What follows is a listing; restate every line of it word for word.

**** Provided records

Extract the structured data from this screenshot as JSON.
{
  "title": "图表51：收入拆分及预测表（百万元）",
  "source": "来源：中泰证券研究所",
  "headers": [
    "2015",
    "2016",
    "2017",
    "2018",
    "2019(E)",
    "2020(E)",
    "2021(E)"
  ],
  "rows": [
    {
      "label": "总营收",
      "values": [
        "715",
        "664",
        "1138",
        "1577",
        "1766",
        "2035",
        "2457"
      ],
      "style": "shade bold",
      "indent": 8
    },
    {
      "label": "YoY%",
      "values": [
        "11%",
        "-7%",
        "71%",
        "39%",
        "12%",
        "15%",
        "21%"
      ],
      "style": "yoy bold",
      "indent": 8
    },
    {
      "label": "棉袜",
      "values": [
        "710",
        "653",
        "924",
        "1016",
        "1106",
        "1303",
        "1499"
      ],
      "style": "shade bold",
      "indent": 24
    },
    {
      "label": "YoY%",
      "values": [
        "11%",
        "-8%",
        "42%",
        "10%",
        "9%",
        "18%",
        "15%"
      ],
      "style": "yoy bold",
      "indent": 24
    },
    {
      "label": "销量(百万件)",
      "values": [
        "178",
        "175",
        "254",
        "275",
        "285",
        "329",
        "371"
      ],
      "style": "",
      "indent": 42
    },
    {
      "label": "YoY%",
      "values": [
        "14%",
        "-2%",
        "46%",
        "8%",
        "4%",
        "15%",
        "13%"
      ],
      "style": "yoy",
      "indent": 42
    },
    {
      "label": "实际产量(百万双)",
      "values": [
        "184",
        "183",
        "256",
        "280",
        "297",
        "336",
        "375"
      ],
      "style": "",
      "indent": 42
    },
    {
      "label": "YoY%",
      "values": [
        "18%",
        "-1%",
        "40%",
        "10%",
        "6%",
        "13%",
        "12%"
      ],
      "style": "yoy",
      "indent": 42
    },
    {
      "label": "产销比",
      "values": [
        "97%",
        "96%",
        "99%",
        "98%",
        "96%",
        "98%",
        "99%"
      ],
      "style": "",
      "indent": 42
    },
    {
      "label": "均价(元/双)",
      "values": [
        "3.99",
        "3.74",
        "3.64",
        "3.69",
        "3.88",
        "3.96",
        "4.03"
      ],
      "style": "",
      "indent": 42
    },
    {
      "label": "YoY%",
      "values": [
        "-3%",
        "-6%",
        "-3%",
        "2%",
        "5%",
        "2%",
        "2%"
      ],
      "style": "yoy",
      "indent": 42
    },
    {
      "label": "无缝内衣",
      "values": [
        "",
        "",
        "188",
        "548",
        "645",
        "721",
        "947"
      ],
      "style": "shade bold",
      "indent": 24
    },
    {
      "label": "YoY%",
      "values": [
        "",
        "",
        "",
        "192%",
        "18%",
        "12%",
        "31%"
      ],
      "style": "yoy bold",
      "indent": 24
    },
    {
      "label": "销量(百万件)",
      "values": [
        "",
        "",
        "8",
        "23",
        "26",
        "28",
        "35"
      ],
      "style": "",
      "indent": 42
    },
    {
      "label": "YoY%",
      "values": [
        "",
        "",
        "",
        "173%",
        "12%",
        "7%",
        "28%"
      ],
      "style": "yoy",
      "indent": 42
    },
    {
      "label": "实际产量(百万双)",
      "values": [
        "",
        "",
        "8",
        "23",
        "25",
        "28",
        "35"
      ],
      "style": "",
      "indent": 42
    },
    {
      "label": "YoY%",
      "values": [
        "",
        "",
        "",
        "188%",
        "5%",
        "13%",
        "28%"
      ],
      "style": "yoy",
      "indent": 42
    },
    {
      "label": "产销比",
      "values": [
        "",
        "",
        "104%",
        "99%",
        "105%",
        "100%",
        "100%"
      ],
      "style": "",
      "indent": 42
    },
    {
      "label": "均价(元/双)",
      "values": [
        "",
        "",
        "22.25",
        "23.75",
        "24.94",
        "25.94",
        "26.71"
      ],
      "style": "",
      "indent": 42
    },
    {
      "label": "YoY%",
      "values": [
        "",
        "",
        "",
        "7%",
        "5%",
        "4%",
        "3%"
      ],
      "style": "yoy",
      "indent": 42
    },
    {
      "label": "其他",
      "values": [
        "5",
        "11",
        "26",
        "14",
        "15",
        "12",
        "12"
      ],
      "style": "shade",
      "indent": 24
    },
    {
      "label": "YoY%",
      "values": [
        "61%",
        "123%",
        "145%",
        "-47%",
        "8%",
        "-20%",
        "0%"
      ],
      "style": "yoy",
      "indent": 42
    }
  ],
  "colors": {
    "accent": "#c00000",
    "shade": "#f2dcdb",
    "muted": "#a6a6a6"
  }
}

********

Complete answer:
Extract the structured data from this screenshot as JSON.
{
  "title": "图表51：收入拆分及预测表（百万元）",
  "source": "来源：中泰证券研究所",
  "headers": [
    "2015",
    "2016",
    "2017",
    "2018",
    "2019(E)",
    "2020(E)",
    "2021(E)"
  ],
  "rows": [
    {
      "label": "总营收",
      "values": [
        "715",
        "664",
        "1138",
        "1577",
        "1766",
        "2035",
        "2457"
      ],
      "style": "shade bold",
      "indent": 8
    },
    {
      "label": "YoY%",
      "values": [
        "11%",
        "-7%",
        "71%",
        "39%",
        "12%",
        "15%",
        "21%"
      ],
      "style": "yoy bold",
      "indent": 8
    },
    {
      "label": "棉袜",
      "values": [
        "710",
        "653",
        "924",
        "1016",
        "1106",
        "1303",
        "1499"
      ],
      "style": "shade bold",
      "indent": 24
    },
    {
      "label": "YoY%",
      "values": [
        "11%",
        "-8%",
        "42%",
        "10%",
        "9%",
        "18%",
        "15%"
      ],
      "style": "yoy bold",
      "indent": 24
    },
    {
      "label": "销量(百万件)",
      "values": [
        "178",
        "175",
        "254",
        "275",
        "285",
        "329",
        "371"
      ],
      "style": "",
      "indent": 42
    },
    {
      "label": "YoY%",
      "values": [
        "14%",
        "-2%",
        "46%",
        "8%",
        "4%",
        "15%",
        "13%"
      ],
      "style": "yoy",
      "indent": 42
    },
    {
      "label": "实际产量(百万双)",
      "values": [
        "184",
        "183",
        "256",
        "280",
        "297",
        "336",
        "375"
      ],
      "style": "",
      "indent": 42
    },
    {
      "label": "YoY%",
      "values": [
        "18%",
        "-1%",
        "40%",
        "10%",
        "6%",
        "13%",
        "12%"
      ],
      "style": "yoy",
      "indent": 42
    },
    {
      "label": "产销比",
      "values": [
        "97%",
        "96%",
        "99%",
        "98%",
        "96%",
        "98%",
        "99%"
      ],
      "style": "",
      "indent": 42
    },
    {
      "label": "均价(元/双)",
      "values": [
        "3.99",
        "3.74",
        "3.64",
        "3.69",
        "3.88",
        "3.96",
        "4.03"
      ],
      "style": "",
      "indent": 42
    },
    {
      "label": "YoY%",
      "values": [
        "-3%",
        "-6%",
        "-3%",
        "2%",
        "5%",
        "2%",
        "2%"
      ],
      "style": "yoy",
      "indent": 42
    },
    {
      "label": "无缝内衣",
      "values": [
        "",
        "",
        "188",
        "548",
        "645",
        "721",
        "947"
      ],
      "style": "shade bold",
      "indent": 24
    },
    {
      "label": "YoY%",
      "values": [
        "",
        "",
        "",
        "192%",
        "18%",
        "12%",
        "31%"
      ],
      "style": "yoy bold",
      "indent": 24
    },
    {
      "label": "销量(百万件)",
      "values": [
        "",
        "",
        "8",
        "23",
        "26",
        "28",
        "35"
      ],
      "style": "",
      "indent": 42
    },
    {
      "label": "YoY%",
      "values": [
        "",
        "",
        "",
        "173%",
        "12%",
        "7%",
        "28%"
      ],
      "style": "yoy",
      "indent": 42
    },
    {
      "label": "实际产量(百万双)",
      "values": [
        "",
        "",
        "8",
        "23",
        "25",
        "28",
        "35"
      ],
      "style": "",
      "indent": 42
    },
    {
      "label": "YoY%",
      "values": [
        "",
        "",
        "",
        "188%",
        "5%",
        "13%",
        "28%"
      ],
      "style": "yoy",
      "indent": 42
    },
    {
      "label": "产销比",
      "values": [
        "",
        "",
        "104%",
        "99%",
        "105%",
        "100%",
        "100%"
      ],
      "style": "",
      "indent": 42
    },
    {
      "label": "均价(元/双)",
      "values": [
        "",
        "",
        "22.25",
        "23.75",
        "24.94",
        "25.94",
        "26.71"
      ],
      "style": "",
      "indent": 42
    },
    {
      "label": "YoY%",
      "values": [
        "",
        "",
        "",
        "7%",
        "5%",
        "4%",
        "3%"
      ],
      "style": "yoy",
      "indent": 42
    },
    {
      "label": "其他",
      "values": [
        "5",
        "11",
        "26",
        "14",
        "15",
        "12",
        "12"
      ],
      "style": "shade",
      "indent": 24
    },
    {
      "label": "YoY%",
      "values": [
        "61%",
        "123%",
        "145%",
        "-47%",
        "8%",
        "-20%",
        "0%"
      ],
      "style": "yoy",
      "indent": 42
    }
  ],
  "colors": {
    "accent": "#c00000",
    "shade": "#f2dcdb",
    "muted": "#a6a6a6"
  }
}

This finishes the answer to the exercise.